• SHORT PROBLEM:
Without the pictures, return each record as it appears.

• MATERIAL TO PROCESS:
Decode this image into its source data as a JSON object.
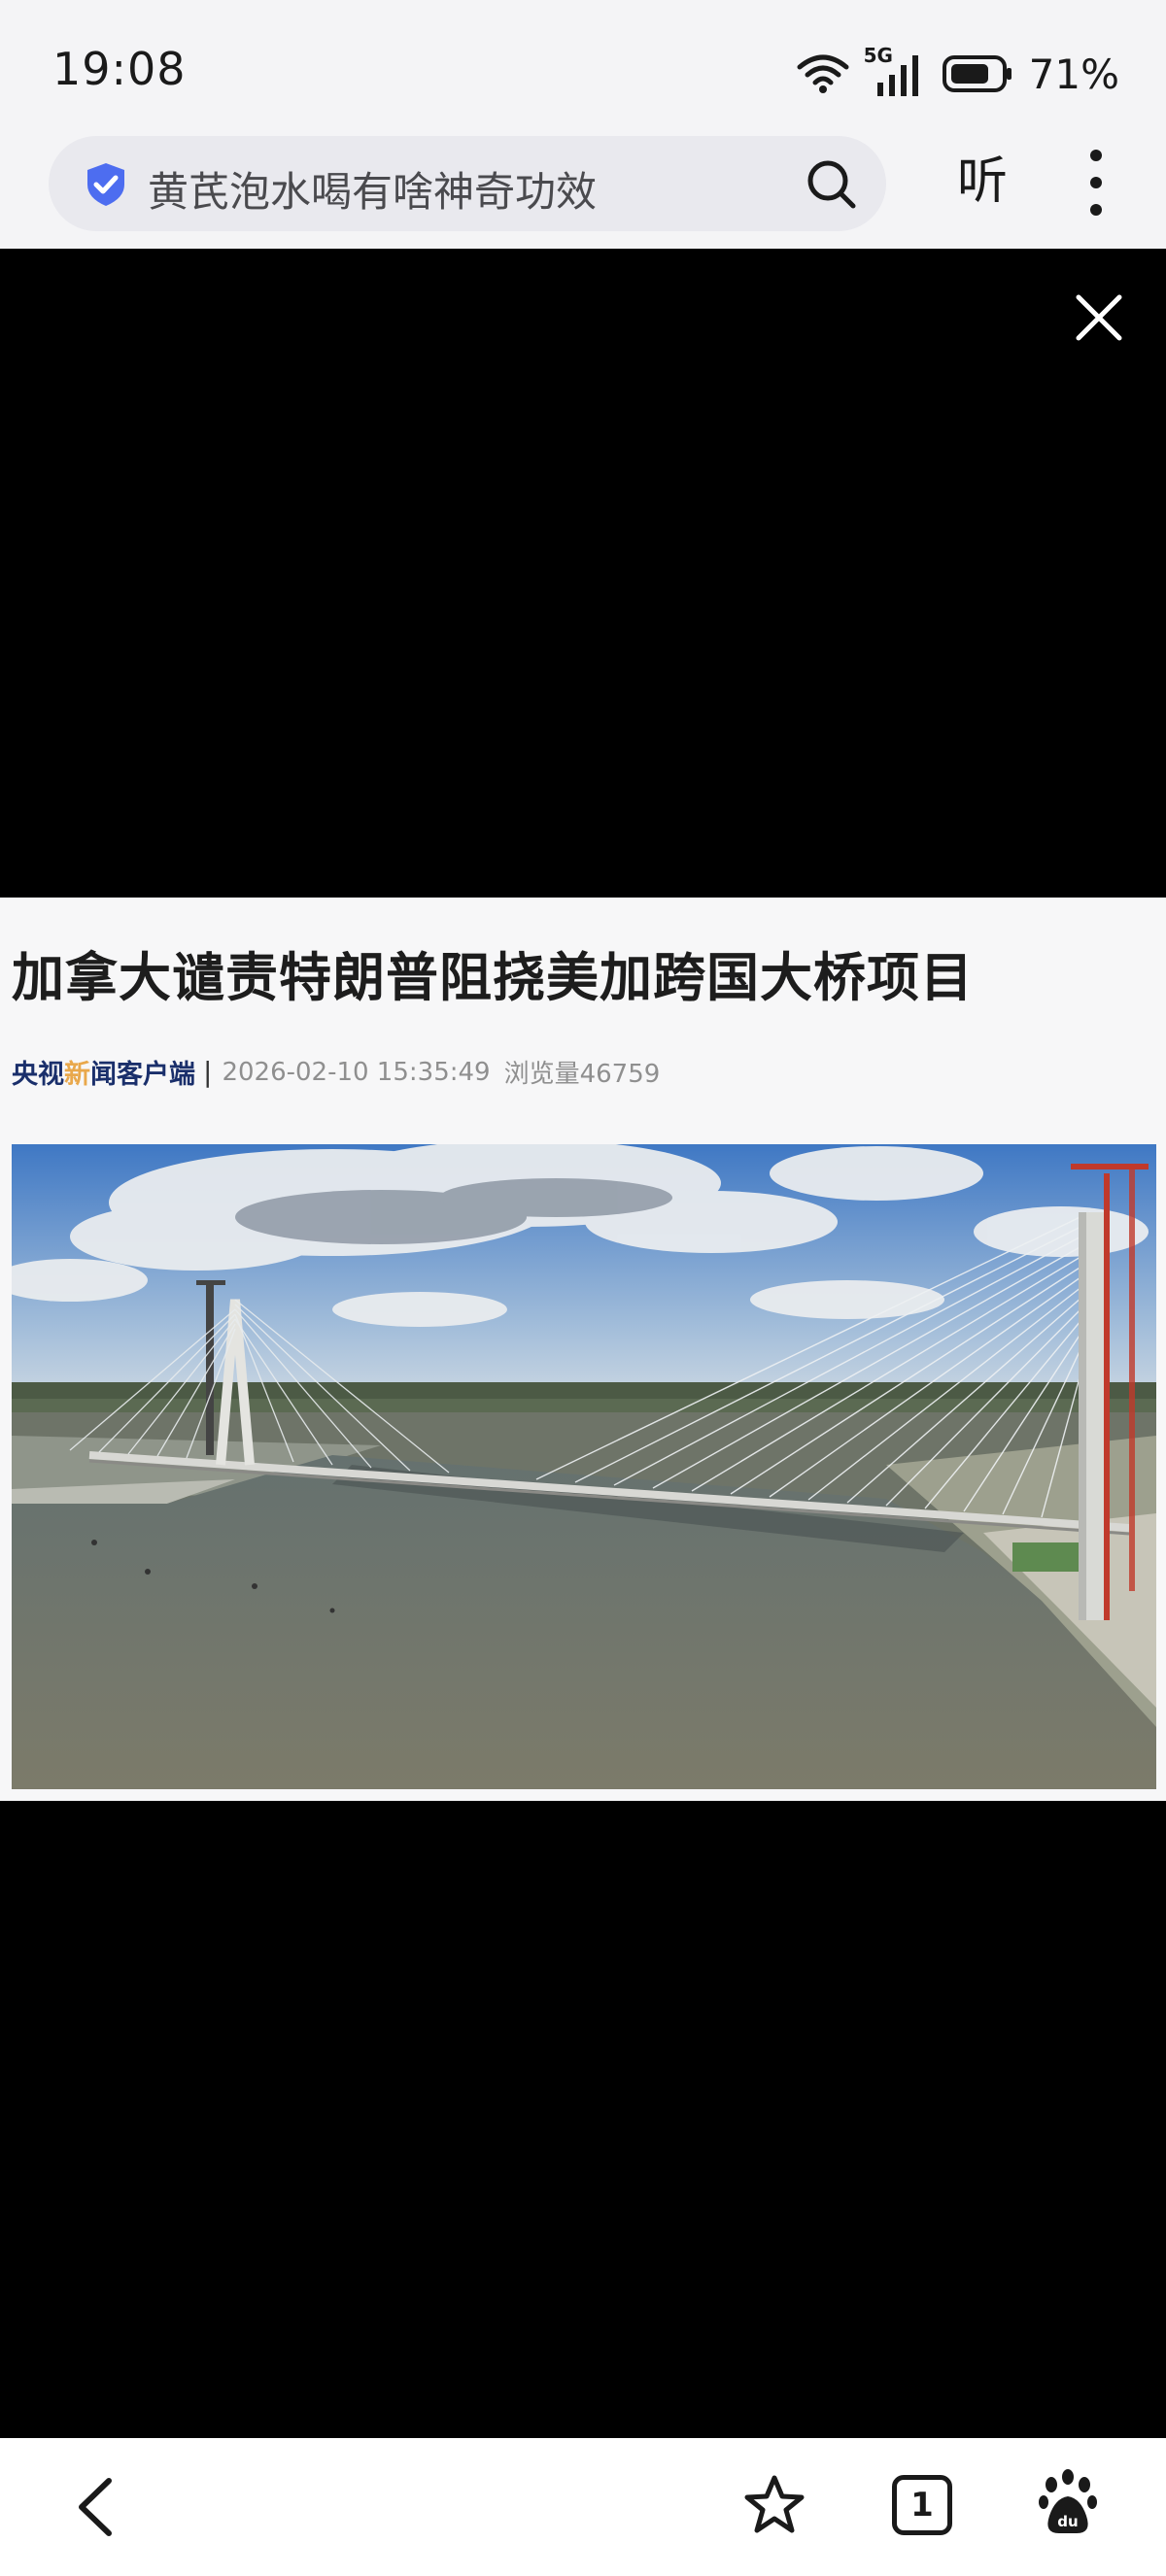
{
  "status_bar": {
    "time": "19:08",
    "network": "5G",
    "battery": "71%"
  },
  "address_bar": {
    "query": "黄芪泡水喝有啥神奇功效",
    "listen_label": "听"
  },
  "article": {
    "title": "加拿大谴责特朗普阻挠美加跨国大桥项目",
    "source_part1": "央视",
    "source_part2": "新",
    "source_part3": "闻客户端",
    "separator": "|",
    "datetime": "2026-02-10 15:35:49",
    "views": "浏览量46759"
  },
  "bottom_nav": {
    "tab_count": "1"
  },
  "colors": {
    "accent": "#4d6df0",
    "brand_dark": "#1a2f6b",
    "brand_orange": "#e9a84b"
  },
  "icons": [
    "wifi-icon",
    "signal-icon",
    "battery-icon",
    "shield-icon",
    "search-icon",
    "more-icon",
    "close-icon",
    "back-icon",
    "bookmark-icon",
    "tabs-icon",
    "baidu-icon"
  ]
}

• COMPLETED EXERCISE:
Decode this image into its source data as a JSON object.
{
  "status_bar": {
    "time": "19:08",
    "network": "5G",
    "battery": "71%"
  },
  "address_bar": {
    "query": "黄芪泡水喝有啥神奇功效",
    "listen_label": "听"
  },
  "article": {
    "title": "加拿大谴责特朗普阻挠美加跨国大桥项目",
    "source_part1": "央视",
    "source_part2": "新",
    "source_part3": "闻客户端",
    "separator": "|",
    "datetime": "2026-02-10 15:35:49",
    "views": "浏览量46759"
  },
  "bottom_nav": {
    "tab_count": "1"
  },
  "colors": {
    "accent": "#4d6df0",
    "brand_dark": "#1a2f6b",
    "brand_orange": "#e9a84b"
  },
  "icons": [
    "wifi-icon",
    "signal-icon",
    "battery-icon",
    "shield-icon",
    "search-icon",
    "more-icon",
    "close-icon",
    "back-icon",
    "bookmark-icon",
    "tabs-icon",
    "baidu-icon"
  ]
}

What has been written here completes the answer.